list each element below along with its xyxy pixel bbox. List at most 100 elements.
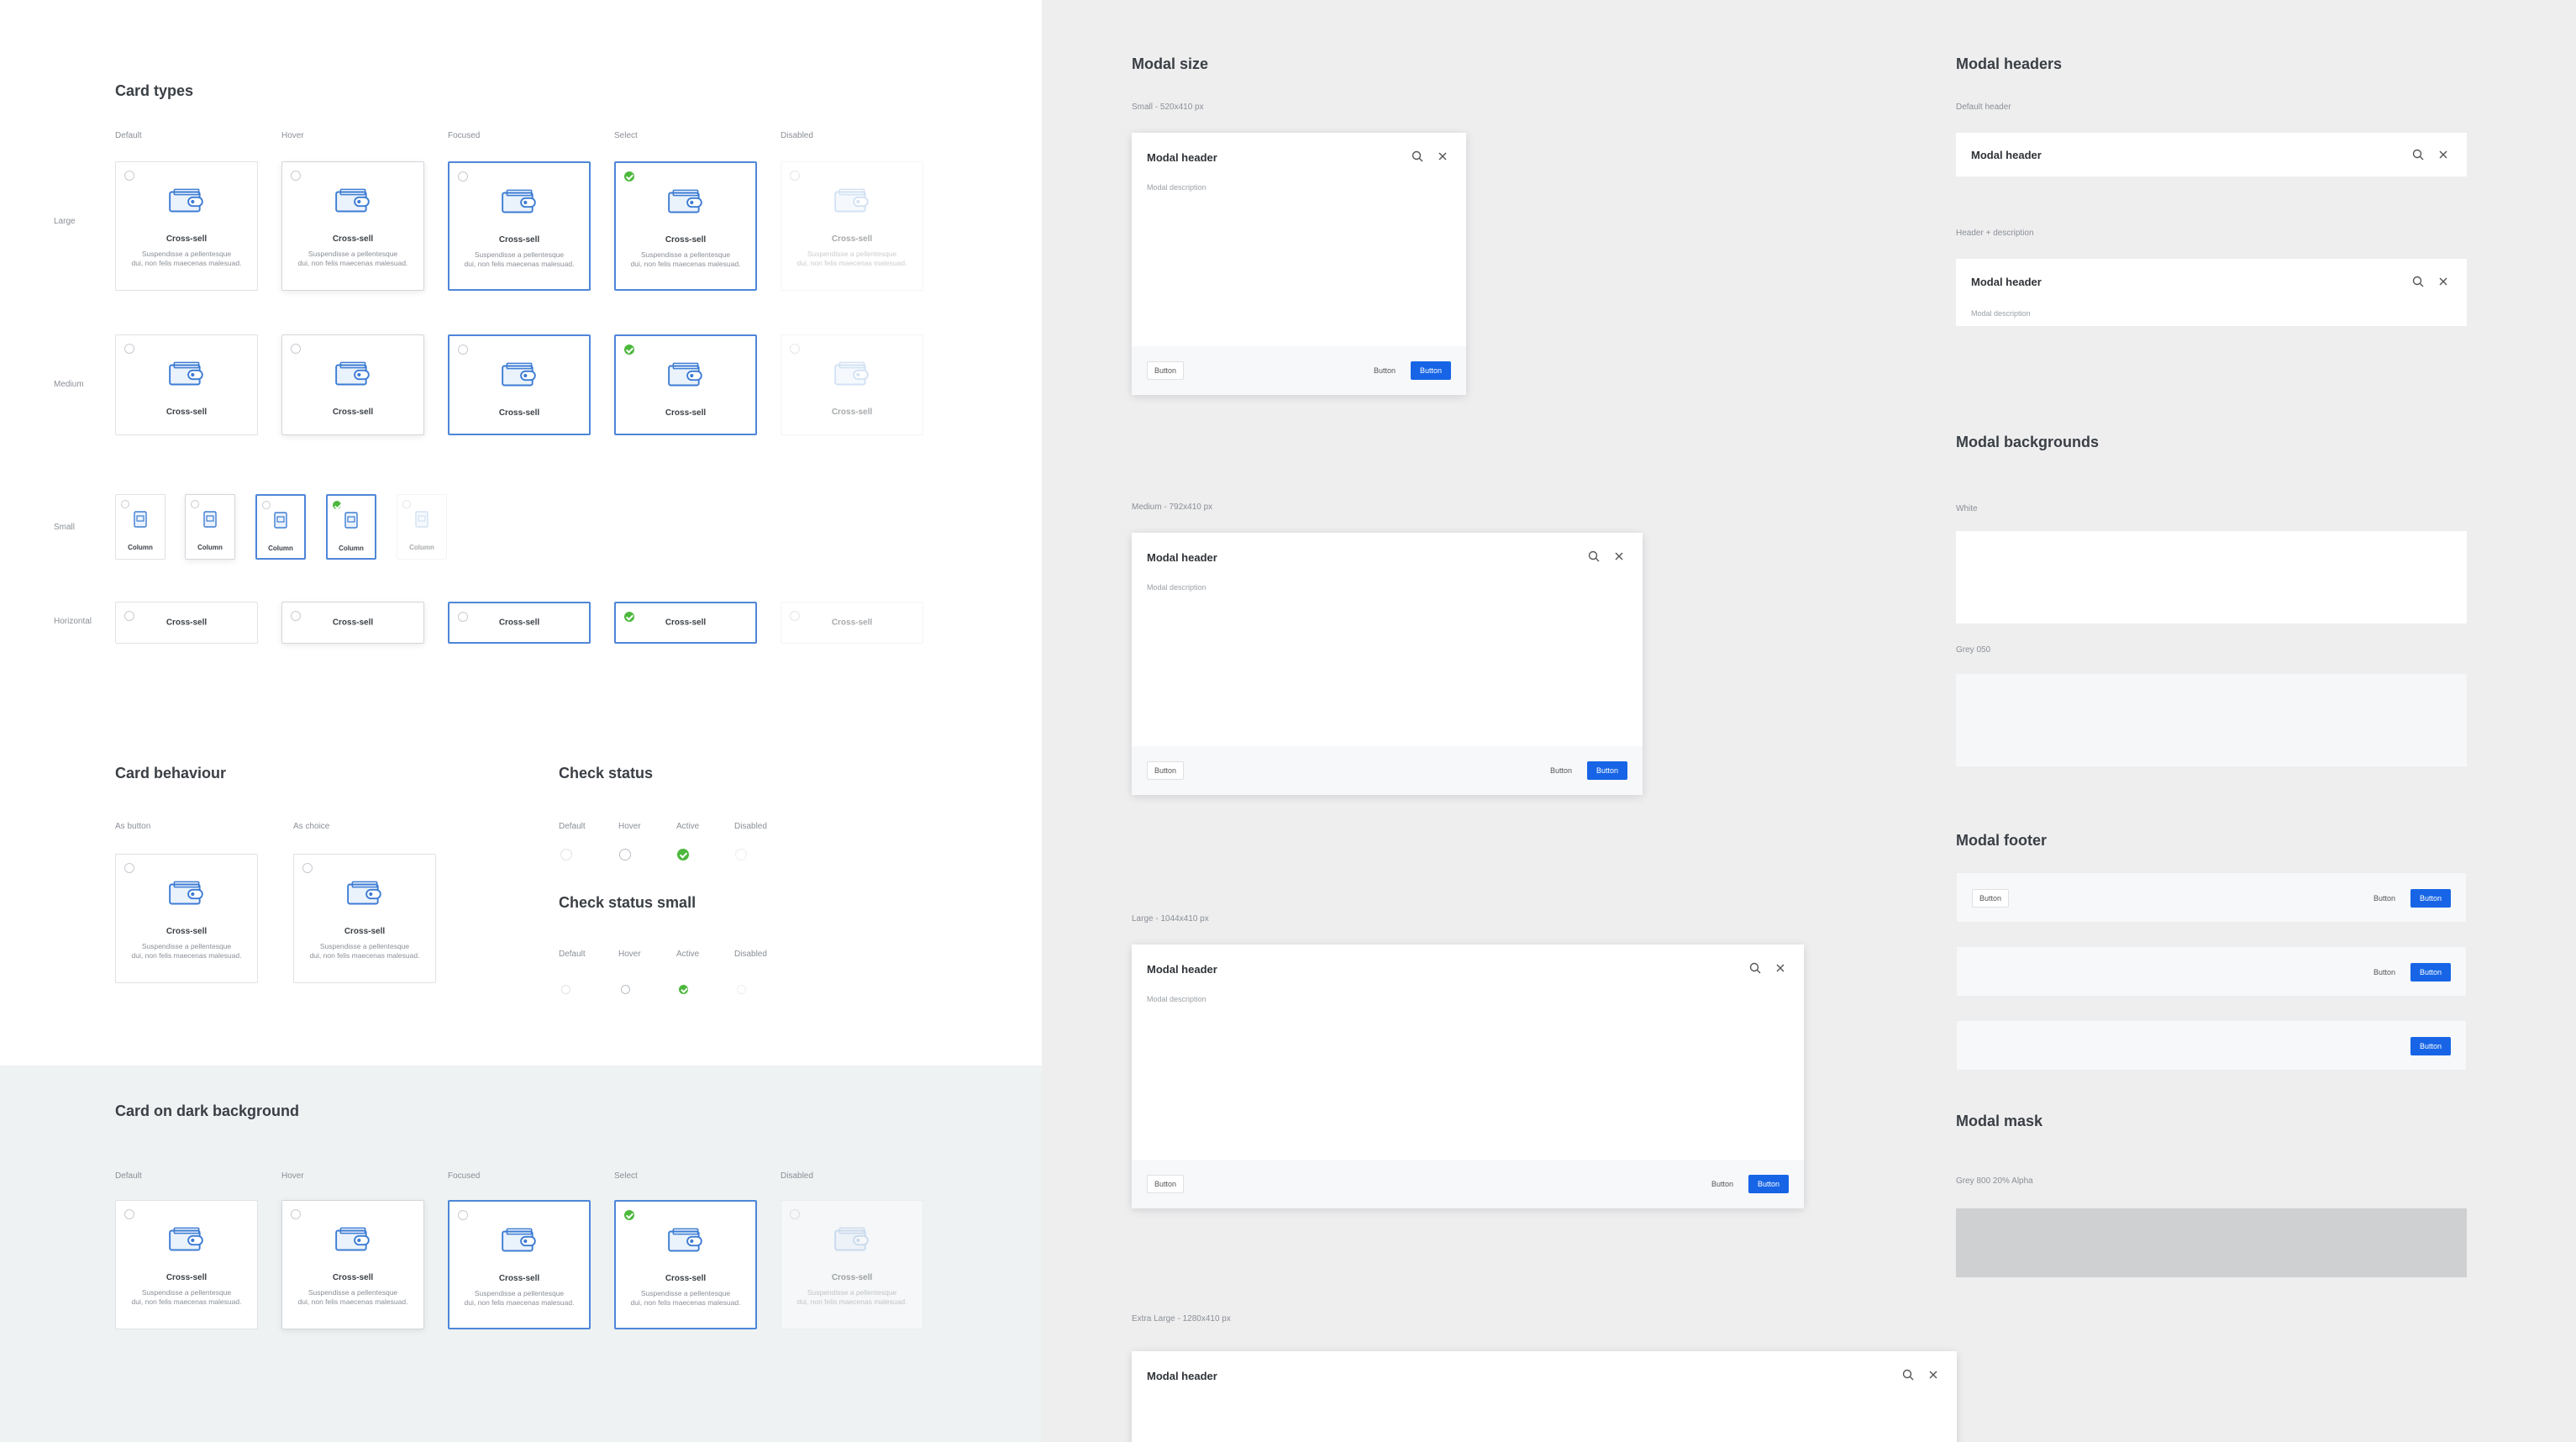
footer-primary-button[interactable]: Button: [2410, 963, 2451, 982]
modal-description: Modal description: [1971, 309, 2031, 318]
card-title: Cross-sell: [166, 408, 208, 417]
close-icon[interactable]: [1927, 1368, 1940, 1381]
footer-primary-button[interactable]: Button: [2410, 1037, 2451, 1055]
footer-variant-two: Button Button: [1956, 946, 2467, 997]
search-icon[interactable]: [2411, 148, 2425, 161]
card-large-focused[interactable]: Cross-sell Suspendisse a pellentesque dui,…: [448, 161, 591, 291]
search-icon[interactable]: [1587, 550, 1601, 563]
card-hz-default[interactable]: Cross-sell: [115, 602, 258, 644]
card-description: Suspendisse a pellentesque dui, non felis…: [464, 1289, 575, 1307]
card-large-select[interactable]: Cross-sell Suspendisse a pellentesque dui,…: [614, 1200, 757, 1329]
search-icon[interactable]: [2411, 275, 2425, 288]
default-header-label: Default header: [1956, 103, 2011, 112]
check-small-default[interactable]: [561, 985, 570, 994]
card-small-hover[interactable]: Column: [185, 494, 235, 560]
search-icon[interactable]: [1411, 150, 1424, 163]
card-icon: [833, 360, 871, 393]
wallet-icon: [668, 1228, 702, 1252]
dark-label-select: Select: [614, 1171, 638, 1181]
footer-ghost-button[interactable]: Button: [2374, 963, 2395, 982]
modal-description: Modal description: [1147, 995, 1207, 1003]
card-title: Cross-sell: [665, 618, 707, 628]
radio-circle-icon: [458, 345, 468, 355]
bg-grey-swatch: [1956, 674, 2467, 766]
dark-bg-title: Card on dark background: [115, 1103, 300, 1119]
card-title: Column: [197, 544, 223, 551]
radio-circle-icon: [458, 1210, 468, 1220]
check-small-hover[interactable]: [621, 985, 630, 994]
modal-medium-label: Medium - 792x410 px: [1132, 503, 1213, 512]
card-medium-focused[interactable]: Cross-sell: [448, 334, 591, 435]
modal-mask-label: Grey 800 20% Alpha: [1956, 1176, 2033, 1186]
card-title: Column: [339, 545, 364, 552]
radio-circle-icon: [291, 171, 301, 181]
column-icon: [415, 511, 428, 528]
card-large-default[interactable]: Cross-sell Suspendisse a pellentesque dui,…: [115, 161, 258, 291]
radio-circle-icon: [124, 863, 134, 873]
footer-ghost-button[interactable]: Button: [1374, 361, 1396, 380]
close-icon[interactable]: [1612, 550, 1626, 563]
close-icon[interactable]: [2437, 275, 2450, 288]
check-small-disabled: [737, 985, 746, 994]
card-large-hover[interactable]: Cross-sell Suspendisse a pellentesque dui,…: [281, 161, 424, 291]
card-medium-default[interactable]: Cross-sell: [115, 334, 258, 435]
footer-primary-button[interactable]: Button: [1748, 1175, 1789, 1193]
card-icon: [345, 880, 384, 913]
card-medium-hover[interactable]: Cross-sell: [281, 334, 424, 435]
wallet-icon: [169, 361, 203, 386]
card-small-select[interactable]: Column: [326, 494, 376, 560]
card-small-disabled: Column: [397, 494, 447, 560]
footer-primary-button[interactable]: Button: [2410, 889, 2451, 908]
modal-header-title: Modal header: [1147, 963, 1217, 976]
card-description: Suspendisse a pellentesque dui, non felis…: [630, 250, 741, 268]
column-icon: [344, 512, 358, 529]
card-hz-focused[interactable]: Cross-sell: [448, 602, 591, 644]
card-description: Suspendisse a pellentesque dui, non felis…: [796, 250, 907, 267]
card-medium-select[interactable]: Cross-sell: [614, 334, 757, 435]
close-icon[interactable]: [2437, 148, 2450, 161]
card-title: Cross-sell: [665, 235, 707, 245]
check-hover[interactable]: [619, 849, 631, 860]
footer-ghost-button[interactable]: Button: [1550, 761, 1572, 780]
card-large-default[interactable]: Cross-sell Suspendisse a pellentesque dui,…: [115, 1200, 258, 1329]
card-small-default[interactable]: Column: [115, 494, 166, 560]
card-description: Suspendisse a pellentesque dui, non felis…: [796, 1288, 907, 1306]
footer-primary-button[interactable]: Button: [1410, 361, 1451, 380]
footer-secondary-button[interactable]: Button: [1972, 889, 2010, 908]
card-icon: [666, 361, 705, 394]
footer-secondary-button[interactable]: Button: [1147, 361, 1185, 380]
card-title: Cross-sell: [332, 234, 374, 244]
card-title: Cross-sell: [831, 618, 873, 628]
check-small-active[interactable]: [679, 985, 688, 994]
card-icon: [167, 360, 206, 393]
footer-ghost-button[interactable]: Button: [1711, 1175, 1733, 1193]
card-large-focused[interactable]: Cross-sell Suspendisse a pellentesque dui,…: [448, 1200, 591, 1329]
close-icon[interactable]: [1436, 150, 1449, 163]
card-title: Cross-sell: [665, 1274, 707, 1283]
card-large-hover[interactable]: Cross-sell Suspendisse a pellentesque dui,…: [281, 1200, 424, 1329]
card-hz-select[interactable]: Cross-sell: [614, 602, 757, 644]
footer-ghost-button[interactable]: Button: [2374, 889, 2395, 908]
card-small-focused[interactable]: Column: [255, 494, 306, 560]
check-default[interactable]: [560, 849, 572, 860]
footer-primary-button[interactable]: Button: [1586, 761, 1627, 780]
card-hz-hover[interactable]: Cross-sell: [281, 602, 424, 644]
state-label-focused: Focused: [448, 131, 481, 140]
modal-footer: Button Button Button: [1132, 346, 1466, 395]
wallet-icon: [169, 881, 203, 905]
search-icon[interactable]: [1748, 961, 1762, 975]
close-icon[interactable]: [1774, 961, 1787, 975]
card-title: Cross-sell: [166, 927, 208, 936]
card-large-default[interactable]: Cross-sell Suspendisse a pellentesque dui,…: [115, 854, 258, 983]
card-large-default[interactable]: Cross-sell Suspendisse a pellentesque dui,…: [293, 854, 436, 983]
check-active[interactable]: [677, 849, 689, 860]
check-circle-icon: [624, 345, 634, 355]
card-title: Cross-sell: [166, 618, 208, 628]
footer-secondary-button[interactable]: Button: [1147, 761, 1185, 780]
footer-secondary-button[interactable]: Button: [1147, 1175, 1185, 1193]
card-title: Cross-sell: [332, 618, 374, 628]
state-label-select: Select: [614, 131, 638, 140]
card-title: Cross-sell: [831, 1273, 873, 1282]
search-icon[interactable]: [1901, 1368, 1915, 1381]
card-large-select[interactable]: Cross-sell Suspendisse a pellentesque dui,…: [614, 161, 757, 291]
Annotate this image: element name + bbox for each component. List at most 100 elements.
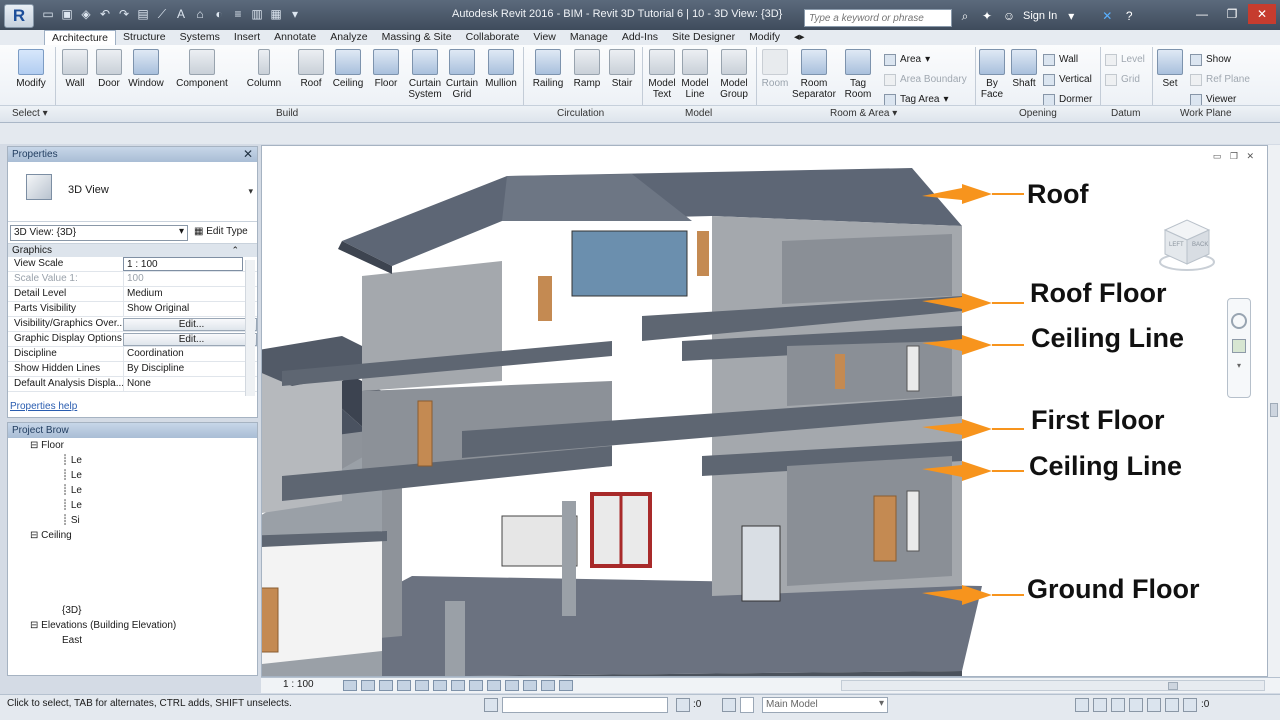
area-button[interactable]: Area ▾ (884, 50, 967, 70)
door-button[interactable]: Door (94, 49, 124, 89)
design-option-toggle[interactable] (740, 697, 754, 713)
tree-node[interactable]: ⊟ Floor (8, 438, 257, 453)
vertical-opening-button[interactable]: Vertical (1043, 70, 1092, 90)
exchange-apps-icon[interactable]: ✕ (1099, 8, 1115, 24)
chevron-down-icon[interactable]: ▾ (1235, 361, 1243, 370)
tab-view[interactable]: View (526, 30, 563, 45)
worksets-icon[interactable] (484, 698, 498, 712)
properties-scrollbar[interactable] (245, 260, 255, 396)
grid-button[interactable]: Grid (1105, 70, 1145, 90)
viewport-horizontal-scrollbar[interactable] (841, 680, 1265, 691)
viewport-vertical-scrollbar[interactable] (1268, 145, 1280, 677)
design-options-icon[interactable] (722, 698, 736, 712)
close-icon[interactable]: ✕ (1248, 4, 1276, 24)
show-crop-icon[interactable] (469, 680, 483, 691)
crop-view-icon[interactable] (451, 680, 465, 691)
save-icon[interactable]: ▣ (59, 6, 75, 22)
thin-lines-icon[interactable]: ≡ (230, 6, 246, 22)
wall-opening-button[interactable]: Wall (1043, 50, 1092, 70)
revit-logo-icon[interactable]: R (4, 4, 34, 28)
tree-node[interactable]: ┊ Le (8, 483, 257, 498)
tab-systems[interactable]: Systems (173, 30, 227, 45)
filter-icon[interactable] (1183, 698, 1197, 712)
section-icon[interactable]: ◐ (211, 6, 227, 22)
view-instance-select[interactable]: 3D View: {3D} ▾ (10, 225, 188, 241)
tree-node[interactable]: ┊ Si (8, 513, 257, 528)
ceiling-button[interactable]: Ceiling (330, 49, 366, 89)
tree-node[interactable]: East (8, 633, 257, 648)
view-scale-field[interactable]: 1 : 100 (123, 257, 243, 271)
edit-type-button[interactable]: ▦ Edit Type (194, 226, 248, 237)
lock-view-icon[interactable] (433, 680, 447, 691)
model-text-button[interactable]: Model Text (645, 49, 679, 100)
reveal-hidden-icon[interactable] (505, 680, 519, 691)
customize-qat-icon[interactable]: ▾ (287, 6, 303, 22)
model-line-button[interactable]: Model Line (680, 49, 710, 100)
mullion-button[interactable]: Mullion (482, 49, 520, 89)
measure-icon[interactable]: ⟋ (154, 6, 170, 22)
undo-icon[interactable]: ↶ (97, 6, 113, 22)
properties-help-link[interactable]: Properties help (10, 401, 77, 412)
main-model-select[interactable]: Main Model ▾ (762, 697, 888, 713)
print-icon[interactable]: ▤ (135, 6, 151, 22)
steering-wheel-icon[interactable] (1231, 313, 1247, 329)
background-process-icon[interactable] (1165, 698, 1179, 712)
room-button[interactable]: Room (760, 49, 790, 89)
detail-level-icon[interactable] (343, 680, 357, 691)
subscription-icon[interactable]: ✦ (979, 8, 995, 24)
temporary-view-icon[interactable] (523, 680, 537, 691)
by-face-button[interactable]: By Face (978, 49, 1006, 100)
level-button[interactable]: Level (1105, 50, 1145, 70)
select-dropdown[interactable]: Select ▾ (12, 108, 48, 119)
tree-node[interactable]: ┊ Le (8, 468, 257, 483)
text-icon[interactable]: A (173, 6, 189, 22)
navigation-bar[interactable]: ▾ (1227, 298, 1251, 398)
close-hidden-icon[interactable]: ▥ (249, 6, 265, 22)
ref-plane-button[interactable]: Ref Plane (1190, 70, 1250, 90)
type-selector[interactable]: 3D View ▾ (8, 162, 257, 222)
ribbon-minimize-icon[interactable]: ◂▸ (787, 30, 812, 45)
tab-manage[interactable]: Manage (563, 30, 615, 45)
workset-field[interactable] (502, 697, 668, 713)
tree-node[interactable]: ┊ Le (8, 498, 257, 513)
user-icon[interactable]: ☺ (1001, 8, 1017, 24)
maximize-icon[interactable]: ❐ (1218, 4, 1246, 24)
visual-style-icon[interactable] (361, 680, 375, 691)
sun-path-icon[interactable] (379, 680, 393, 691)
column-button[interactable]: Column (244, 49, 284, 89)
tab-collaborate[interactable]: Collaborate (459, 30, 527, 45)
graphics-group-header[interactable]: Graphics ⌃ (8, 244, 257, 257)
panel-title-room-area[interactable]: Room & Area ▾ (830, 108, 897, 119)
tree-node[interactable]: ┊ Le (8, 453, 257, 468)
curtain-grid-button[interactable]: Curtain Grid (444, 49, 480, 100)
scroll-thumb[interactable] (1270, 403, 1278, 417)
editable-only-icon[interactable] (676, 698, 690, 712)
modify-button[interactable]: Modify (13, 49, 49, 89)
stair-button[interactable]: Stair (607, 49, 637, 89)
viewcube[interactable]: LEFT BACK (1159, 216, 1215, 272)
tab-annotate[interactable]: Annotate (267, 30, 323, 45)
sync-icon[interactable]: ◈ (78, 6, 94, 22)
model-group-button[interactable]: Model Group (716, 49, 752, 100)
binoculars-icon[interactable]: ⌕ (957, 8, 973, 24)
set-work-plane-button[interactable]: Set (1156, 49, 1184, 89)
component-button[interactable]: Component (172, 49, 232, 89)
select-links-icon[interactable] (1075, 698, 1089, 712)
roof-button[interactable]: Roof (296, 49, 326, 89)
redo-icon[interactable]: ↷ (116, 6, 132, 22)
help-icon[interactable]: ? (1121, 8, 1137, 24)
render-icon[interactable] (415, 680, 429, 691)
ramp-button[interactable]: Ramp (572, 49, 602, 89)
tag-room-button[interactable]: Tag Room (842, 49, 874, 100)
tree-node[interactable]: ⊟ Ceiling (8, 528, 257, 543)
3d-view-icon[interactable]: ⌂ (192, 6, 208, 22)
select-by-face-icon[interactable] (1129, 698, 1143, 712)
drag-elements-icon[interactable] (1147, 698, 1161, 712)
open-icon[interactable]: ▭ (40, 6, 56, 22)
tab-massing-site[interactable]: Massing & Site (375, 30, 459, 45)
tree-node[interactable]: {3D} (8, 603, 257, 618)
tab-structure[interactable]: Structure (116, 30, 173, 45)
shaft-button[interactable]: Shaft (1009, 49, 1039, 89)
railing-button[interactable]: Railing (531, 49, 565, 89)
select-pinned-icon[interactable] (1111, 698, 1125, 712)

========================================

Short exercise: Write out the entries from the line with "963, 2451, 982]" up to and including the line with "footer-variant-two: Button Button: [1956, 946, 2467, 997]".

Finished task:
footer-primary-button[interactable]: Button: [2410, 963, 2451, 982]
modal-description: Modal description: [1971, 309, 2031, 318]
card-title: Cross-sell: [166, 408, 208, 417]
close-icon[interactable]: [1927, 1368, 1940, 1381]
footer-primary-button[interactable]: Button: [2410, 1037, 2451, 1055]
footer-variant-two: Button Button: [1956, 946, 2467, 997]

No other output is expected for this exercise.